"""
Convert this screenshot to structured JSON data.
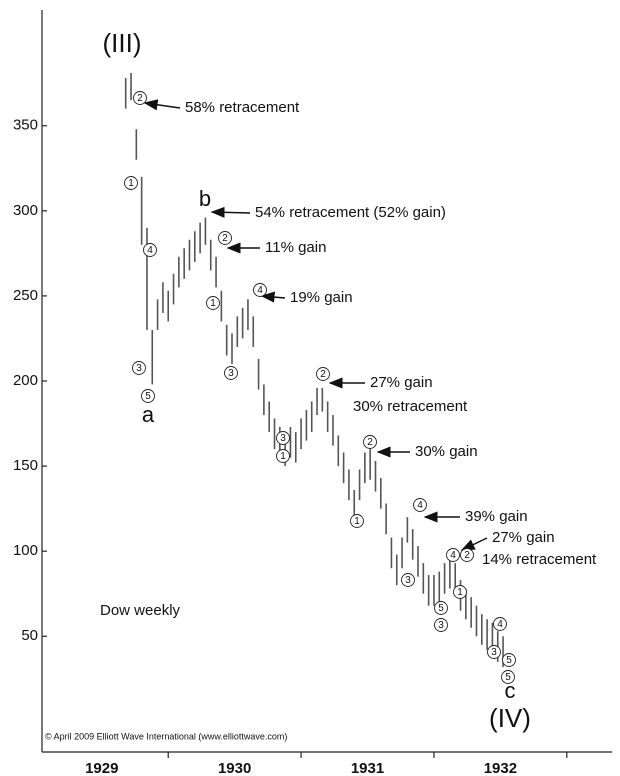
{
  "chart_data": {
    "type": "range-bar",
    "title": "Dow weekly",
    "footnote": "© April 2009 Elliott Wave International (www.elliottwave.com)",
    "x": [
      1929.68,
      1929.72,
      1929.76,
      1929.8,
      1929.84,
      1929.88,
      1929.92,
      1929.96,
      1930.0,
      1930.04,
      1930.08,
      1930.12,
      1930.16,
      1930.2,
      1930.24,
      1930.28,
      1930.32,
      1930.36,
      1930.4,
      1930.44,
      1930.48,
      1930.52,
      1930.56,
      1930.6,
      1930.64,
      1930.68,
      1930.72,
      1930.76,
      1930.8,
      1930.84,
      1930.88,
      1930.92,
      1930.96,
      1931.0,
      1931.04,
      1931.08,
      1931.12,
      1931.16,
      1931.2,
      1931.24,
      1931.28,
      1931.32,
      1931.36,
      1931.4,
      1931.44,
      1931.48,
      1931.52,
      1931.56,
      1931.6,
      1931.64,
      1931.68,
      1931.72,
      1931.76,
      1931.8,
      1931.84,
      1931.88,
      1931.92,
      1931.96,
      1932.0,
      1932.04,
      1932.08,
      1932.12,
      1932.16,
      1932.2,
      1932.24,
      1932.28,
      1932.32,
      1932.36,
      1932.4,
      1932.44,
      1932.48,
      1932.52
    ],
    "series": [
      {
        "color": "#555555",
        "high": [
          378,
          381,
          348,
          320,
          290,
          230,
          248,
          258,
          253,
          263,
          273,
          278,
          283,
          288,
          293,
          296,
          283,
          273,
          253,
          233,
          228,
          238,
          243,
          248,
          238,
          213,
          198,
          188,
          178,
          173,
          168,
          173,
          170,
          178,
          183,
          188,
          196,
          196,
          188,
          180,
          168,
          158,
          148,
          136,
          148,
          158,
          160,
          153,
          143,
          128,
          108,
          98,
          108,
          120,
          113,
          103,
          93,
          86,
          86,
          88,
          93,
          96,
          93,
          83,
          78,
          73,
          68,
          63,
          60,
          58,
          53,
          50
        ],
        "low": [
          360,
          365,
          330,
          280,
          230,
          198,
          230,
          240,
          235,
          245,
          255,
          260,
          265,
          270,
          275,
          280,
          265,
          255,
          235,
          215,
          210,
          220,
          225,
          230,
          220,
          195,
          180,
          170,
          160,
          155,
          150,
          155,
          152,
          160,
          165,
          170,
          180,
          182,
          170,
          162,
          150,
          140,
          130,
          118,
          130,
          140,
          142,
          135,
          125,
          110,
          90,
          80,
          90,
          105,
          95,
          85,
          75,
          68,
          68,
          70,
          75,
          78,
          75,
          65,
          60,
          55,
          50,
          45,
          42,
          40,
          35,
          32
        ]
      }
    ],
    "xlim": [
      1929.05,
      1933.34
    ],
    "xticks": [
      {
        "value": 1929.5,
        "label": "1929"
      },
      {
        "value": 1930.5,
        "label": "1930"
      },
      {
        "value": 1931.5,
        "label": "1931"
      },
      {
        "value": 1932.5,
        "label": "1932"
      }
    ],
    "x_tick_marks": [
      1930,
      1931,
      1932,
      1933
    ],
    "ylim": [
      -18,
      418
    ],
    "yticks": [
      50,
      100,
      150,
      200,
      250,
      300,
      350
    ],
    "wave_labels": [
      "(III)",
      "a",
      "b",
      "c",
      "(IV)"
    ],
    "annotations": [
      "58% retracement",
      "54% retracement (52% gain)",
      "11% gain",
      "19% gain",
      "27% gain",
      "30% retracement",
      "30% gain",
      "39% gain",
      "27% gain",
      "14% retracement"
    ],
    "circled": [
      "2",
      "1",
      "4",
      "3",
      "5",
      "2",
      "1",
      "3",
      "4",
      "3",
      "1",
      "2",
      "2",
      "1",
      "4",
      "3",
      "5",
      "3",
      "4",
      "2",
      "1",
      "4",
      "3",
      "5",
      "5"
    ]
  }
}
"""
▶ [Your instructions] Copy each line above precisely, dropping the pictures.

▶ [Answer to this task]
Convert this screenshot to structured JSON data.
{
  "chart_data": {
    "type": "range-bar",
    "title": "Dow weekly",
    "footnote": "© April 2009 Elliott Wave International (www.elliottwave.com)",
    "x": [
      1929.68,
      1929.72,
      1929.76,
      1929.8,
      1929.84,
      1929.88,
      1929.92,
      1929.96,
      1930.0,
      1930.04,
      1930.08,
      1930.12,
      1930.16,
      1930.2,
      1930.24,
      1930.28,
      1930.32,
      1930.36,
      1930.4,
      1930.44,
      1930.48,
      1930.52,
      1930.56,
      1930.6,
      1930.64,
      1930.68,
      1930.72,
      1930.76,
      1930.8,
      1930.84,
      1930.88,
      1930.92,
      1930.96,
      1931.0,
      1931.04,
      1931.08,
      1931.12,
      1931.16,
      1931.2,
      1931.24,
      1931.28,
      1931.32,
      1931.36,
      1931.4,
      1931.44,
      1931.48,
      1931.52,
      1931.56,
      1931.6,
      1931.64,
      1931.68,
      1931.72,
      1931.76,
      1931.8,
      1931.84,
      1931.88,
      1931.92,
      1931.96,
      1932.0,
      1932.04,
      1932.08,
      1932.12,
      1932.16,
      1932.2,
      1932.24,
      1932.28,
      1932.32,
      1932.36,
      1932.4,
      1932.44,
      1932.48,
      1932.52
    ],
    "series": [
      {
        "color": "#555555",
        "high": [
          378,
          381,
          348,
          320,
          290,
          230,
          248,
          258,
          253,
          263,
          273,
          278,
          283,
          288,
          293,
          296,
          283,
          273,
          253,
          233,
          228,
          238,
          243,
          248,
          238,
          213,
          198,
          188,
          178,
          173,
          168,
          173,
          170,
          178,
          183,
          188,
          196,
          196,
          188,
          180,
          168,
          158,
          148,
          136,
          148,
          158,
          160,
          153,
          143,
          128,
          108,
          98,
          108,
          120,
          113,
          103,
          93,
          86,
          86,
          88,
          93,
          96,
          93,
          83,
          78,
          73,
          68,
          63,
          60,
          58,
          53,
          50
        ],
        "low": [
          360,
          365,
          330,
          280,
          230,
          198,
          230,
          240,
          235,
          245,
          255,
          260,
          265,
          270,
          275,
          280,
          265,
          255,
          235,
          215,
          210,
          220,
          225,
          230,
          220,
          195,
          180,
          170,
          160,
          155,
          150,
          155,
          152,
          160,
          165,
          170,
          180,
          182,
          170,
          162,
          150,
          140,
          130,
          118,
          130,
          140,
          142,
          135,
          125,
          110,
          90,
          80,
          90,
          105,
          95,
          85,
          75,
          68,
          68,
          70,
          75,
          78,
          75,
          65,
          60,
          55,
          50,
          45,
          42,
          40,
          35,
          32
        ]
      }
    ],
    "xlim": [
      1929.05,
      1933.34
    ],
    "xticks": [
      {
        "value": 1929.5,
        "label": "1929"
      },
      {
        "value": 1930.5,
        "label": "1930"
      },
      {
        "value": 1931.5,
        "label": "1931"
      },
      {
        "value": 1932.5,
        "label": "1932"
      }
    ],
    "x_tick_marks": [
      1930,
      1931,
      1932,
      1933
    ],
    "ylim": [
      -18,
      418
    ],
    "yticks": [
      50,
      100,
      150,
      200,
      250,
      300,
      350
    ],
    "wave_labels": [
      "(III)",
      "a",
      "b",
      "c",
      "(IV)"
    ],
    "annotations": [
      "58% retracement",
      "54% retracement (52% gain)",
      "11% gain",
      "19% gain",
      "27% gain",
      "30% retracement",
      "30% gain",
      "39% gain",
      "27% gain",
      "14% retracement"
    ],
    "circled": [
      "2",
      "1",
      "4",
      "3",
      "5",
      "2",
      "1",
      "3",
      "4",
      "3",
      "1",
      "2",
      "2",
      "1",
      "4",
      "3",
      "5",
      "3",
      "4",
      "2",
      "1",
      "4",
      "3",
      "5",
      "5"
    ]
  }
}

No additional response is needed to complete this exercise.